→ TASK TO COMPLETE
Pull out each line of the data that includes the word "count".
===== SOURCE DATA =====
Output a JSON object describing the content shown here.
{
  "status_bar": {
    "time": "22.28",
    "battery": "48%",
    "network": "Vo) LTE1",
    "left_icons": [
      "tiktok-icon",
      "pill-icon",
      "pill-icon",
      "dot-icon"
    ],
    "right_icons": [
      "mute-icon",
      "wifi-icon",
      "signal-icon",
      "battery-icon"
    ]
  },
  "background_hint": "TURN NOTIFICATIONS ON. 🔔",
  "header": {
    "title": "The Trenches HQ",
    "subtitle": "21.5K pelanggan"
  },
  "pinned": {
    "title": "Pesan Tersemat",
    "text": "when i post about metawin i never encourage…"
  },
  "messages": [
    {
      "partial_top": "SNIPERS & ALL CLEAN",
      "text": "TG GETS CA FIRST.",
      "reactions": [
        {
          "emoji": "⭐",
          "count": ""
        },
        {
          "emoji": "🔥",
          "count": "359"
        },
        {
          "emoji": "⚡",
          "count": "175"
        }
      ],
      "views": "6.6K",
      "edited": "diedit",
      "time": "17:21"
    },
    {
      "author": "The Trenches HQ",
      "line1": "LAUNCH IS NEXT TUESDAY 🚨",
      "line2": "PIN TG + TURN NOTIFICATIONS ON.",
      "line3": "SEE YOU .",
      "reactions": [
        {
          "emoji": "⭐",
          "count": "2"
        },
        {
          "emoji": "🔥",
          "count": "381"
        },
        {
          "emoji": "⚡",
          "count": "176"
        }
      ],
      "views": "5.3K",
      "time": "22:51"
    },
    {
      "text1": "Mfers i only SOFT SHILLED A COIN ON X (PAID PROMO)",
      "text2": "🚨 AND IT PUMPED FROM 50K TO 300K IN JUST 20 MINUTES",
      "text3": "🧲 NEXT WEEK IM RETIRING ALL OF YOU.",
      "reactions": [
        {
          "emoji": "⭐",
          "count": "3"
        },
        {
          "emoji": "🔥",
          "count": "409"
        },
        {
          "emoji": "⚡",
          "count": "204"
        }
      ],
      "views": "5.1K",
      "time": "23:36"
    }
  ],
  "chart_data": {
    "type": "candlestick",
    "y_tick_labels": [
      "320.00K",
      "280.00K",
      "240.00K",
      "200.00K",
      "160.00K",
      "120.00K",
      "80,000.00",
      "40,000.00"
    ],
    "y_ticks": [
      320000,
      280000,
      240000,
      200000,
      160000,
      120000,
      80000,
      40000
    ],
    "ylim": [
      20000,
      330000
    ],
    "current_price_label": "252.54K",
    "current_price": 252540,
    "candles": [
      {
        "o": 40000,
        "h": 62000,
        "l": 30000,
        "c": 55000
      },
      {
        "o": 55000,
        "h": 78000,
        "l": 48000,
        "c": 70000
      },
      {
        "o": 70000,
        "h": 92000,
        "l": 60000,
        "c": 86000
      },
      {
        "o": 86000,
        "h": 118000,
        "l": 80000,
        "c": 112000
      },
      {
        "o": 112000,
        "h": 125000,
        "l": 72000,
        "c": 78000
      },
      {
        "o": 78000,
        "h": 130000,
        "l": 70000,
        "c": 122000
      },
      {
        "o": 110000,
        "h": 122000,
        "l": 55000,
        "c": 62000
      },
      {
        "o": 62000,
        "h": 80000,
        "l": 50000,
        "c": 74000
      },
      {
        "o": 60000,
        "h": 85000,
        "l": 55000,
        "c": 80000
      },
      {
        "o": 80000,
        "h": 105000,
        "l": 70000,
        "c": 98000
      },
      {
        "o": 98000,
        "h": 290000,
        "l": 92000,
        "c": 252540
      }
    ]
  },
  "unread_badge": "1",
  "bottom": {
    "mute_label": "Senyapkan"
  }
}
=====
→ COMPLETE ANSWER
          "count": ""
          "count": "359"
          "count": "175"
          "count": "2"
          "count": "381"
          "count": "176"
          "count": "3"
          "count": "409"
          "count": "204"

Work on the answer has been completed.